Layout records
####

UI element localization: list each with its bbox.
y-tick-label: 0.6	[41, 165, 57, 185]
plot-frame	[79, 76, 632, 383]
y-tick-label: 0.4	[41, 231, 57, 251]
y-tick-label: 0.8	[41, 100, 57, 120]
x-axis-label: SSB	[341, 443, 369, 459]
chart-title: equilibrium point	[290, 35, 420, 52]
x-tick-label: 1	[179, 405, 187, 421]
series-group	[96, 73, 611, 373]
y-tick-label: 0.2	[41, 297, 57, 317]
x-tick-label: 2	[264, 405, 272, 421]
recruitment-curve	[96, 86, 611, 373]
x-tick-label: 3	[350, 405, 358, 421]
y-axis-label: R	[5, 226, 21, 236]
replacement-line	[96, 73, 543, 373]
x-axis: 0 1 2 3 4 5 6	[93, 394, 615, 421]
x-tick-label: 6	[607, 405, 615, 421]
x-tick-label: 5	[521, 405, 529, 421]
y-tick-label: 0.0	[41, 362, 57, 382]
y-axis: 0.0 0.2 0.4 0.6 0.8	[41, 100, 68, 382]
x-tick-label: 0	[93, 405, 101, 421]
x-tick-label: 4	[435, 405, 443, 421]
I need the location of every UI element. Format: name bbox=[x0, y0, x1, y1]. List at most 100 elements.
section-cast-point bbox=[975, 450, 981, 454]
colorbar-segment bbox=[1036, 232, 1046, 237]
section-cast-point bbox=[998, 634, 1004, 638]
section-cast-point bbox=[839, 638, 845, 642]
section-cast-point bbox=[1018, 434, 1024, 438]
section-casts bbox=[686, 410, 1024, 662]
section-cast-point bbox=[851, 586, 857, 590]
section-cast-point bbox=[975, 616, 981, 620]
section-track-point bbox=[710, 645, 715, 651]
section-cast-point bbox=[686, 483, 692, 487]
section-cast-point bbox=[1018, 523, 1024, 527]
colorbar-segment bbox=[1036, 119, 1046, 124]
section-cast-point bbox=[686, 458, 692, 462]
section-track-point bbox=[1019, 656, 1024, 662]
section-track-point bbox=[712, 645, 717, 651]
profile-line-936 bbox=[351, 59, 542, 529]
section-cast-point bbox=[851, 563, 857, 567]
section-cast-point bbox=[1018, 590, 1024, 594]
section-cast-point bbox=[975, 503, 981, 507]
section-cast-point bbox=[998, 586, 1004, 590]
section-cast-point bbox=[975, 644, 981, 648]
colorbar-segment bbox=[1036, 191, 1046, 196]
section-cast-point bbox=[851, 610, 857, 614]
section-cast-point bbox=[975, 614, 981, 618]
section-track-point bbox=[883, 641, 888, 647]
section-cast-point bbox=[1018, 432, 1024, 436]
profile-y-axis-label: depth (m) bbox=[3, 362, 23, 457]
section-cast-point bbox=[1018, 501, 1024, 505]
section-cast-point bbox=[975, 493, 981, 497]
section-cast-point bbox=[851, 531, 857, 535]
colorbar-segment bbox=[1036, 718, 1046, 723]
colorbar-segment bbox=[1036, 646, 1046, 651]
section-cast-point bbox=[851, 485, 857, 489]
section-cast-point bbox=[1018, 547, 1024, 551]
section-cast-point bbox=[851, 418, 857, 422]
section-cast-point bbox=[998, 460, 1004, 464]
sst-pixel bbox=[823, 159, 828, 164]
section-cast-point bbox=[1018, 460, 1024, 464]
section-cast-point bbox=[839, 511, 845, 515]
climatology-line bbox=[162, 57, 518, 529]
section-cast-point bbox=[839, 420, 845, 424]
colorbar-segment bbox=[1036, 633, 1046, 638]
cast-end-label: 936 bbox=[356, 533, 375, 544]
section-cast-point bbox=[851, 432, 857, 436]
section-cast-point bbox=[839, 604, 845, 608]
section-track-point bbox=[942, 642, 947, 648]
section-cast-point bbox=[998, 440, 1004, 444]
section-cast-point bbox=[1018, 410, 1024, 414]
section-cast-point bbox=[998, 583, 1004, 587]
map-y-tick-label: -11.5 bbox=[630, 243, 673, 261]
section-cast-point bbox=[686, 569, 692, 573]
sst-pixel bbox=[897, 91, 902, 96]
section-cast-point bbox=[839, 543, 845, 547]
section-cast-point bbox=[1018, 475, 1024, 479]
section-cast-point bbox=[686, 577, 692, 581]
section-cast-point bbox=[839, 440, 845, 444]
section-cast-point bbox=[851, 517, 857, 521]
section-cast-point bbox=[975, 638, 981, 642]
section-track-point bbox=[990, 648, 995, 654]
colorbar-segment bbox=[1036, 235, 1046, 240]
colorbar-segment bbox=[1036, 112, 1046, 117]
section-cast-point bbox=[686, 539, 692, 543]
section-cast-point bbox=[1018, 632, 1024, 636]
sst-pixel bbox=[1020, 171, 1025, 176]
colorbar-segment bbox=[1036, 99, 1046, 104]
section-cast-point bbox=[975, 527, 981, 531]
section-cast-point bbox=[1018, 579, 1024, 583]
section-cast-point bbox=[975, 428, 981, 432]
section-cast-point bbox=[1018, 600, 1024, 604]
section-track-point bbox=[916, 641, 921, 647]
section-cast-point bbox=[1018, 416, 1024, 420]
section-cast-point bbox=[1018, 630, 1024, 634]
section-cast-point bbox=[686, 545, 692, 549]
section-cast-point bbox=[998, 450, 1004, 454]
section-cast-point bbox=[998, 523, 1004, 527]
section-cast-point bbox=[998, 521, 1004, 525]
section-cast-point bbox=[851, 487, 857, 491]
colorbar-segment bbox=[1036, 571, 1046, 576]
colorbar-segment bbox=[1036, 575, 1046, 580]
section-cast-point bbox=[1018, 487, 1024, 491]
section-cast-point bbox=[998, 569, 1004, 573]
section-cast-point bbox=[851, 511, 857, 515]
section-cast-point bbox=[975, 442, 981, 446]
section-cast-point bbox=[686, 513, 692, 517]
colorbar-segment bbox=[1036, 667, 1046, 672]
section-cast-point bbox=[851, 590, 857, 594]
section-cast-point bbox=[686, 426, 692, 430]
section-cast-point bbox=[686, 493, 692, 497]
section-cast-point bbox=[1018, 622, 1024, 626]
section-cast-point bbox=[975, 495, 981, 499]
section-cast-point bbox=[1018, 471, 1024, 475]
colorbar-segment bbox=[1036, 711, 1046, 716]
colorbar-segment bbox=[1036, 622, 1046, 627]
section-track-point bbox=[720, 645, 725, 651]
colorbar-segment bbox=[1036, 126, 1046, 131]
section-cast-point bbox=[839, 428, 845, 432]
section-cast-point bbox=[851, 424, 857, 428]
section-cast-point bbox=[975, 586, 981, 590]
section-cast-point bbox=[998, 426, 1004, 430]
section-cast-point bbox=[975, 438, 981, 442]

####

◆ Task ◆
Pull out each line of the records above that contains the string "axis".

◆ Final result ◆
x-axis-label: SSB	[341, 443, 369, 459]
y-axis-label: R	[5, 226, 21, 236]
x-axis: 0 1 2 3 4 5 6	[93, 394, 615, 421]
y-axis: 0.0 0.2 0.4 0.6 0.8	[41, 100, 68, 382]
profile-y-axis-label: depth (m) bbox=[3, 362, 23, 457]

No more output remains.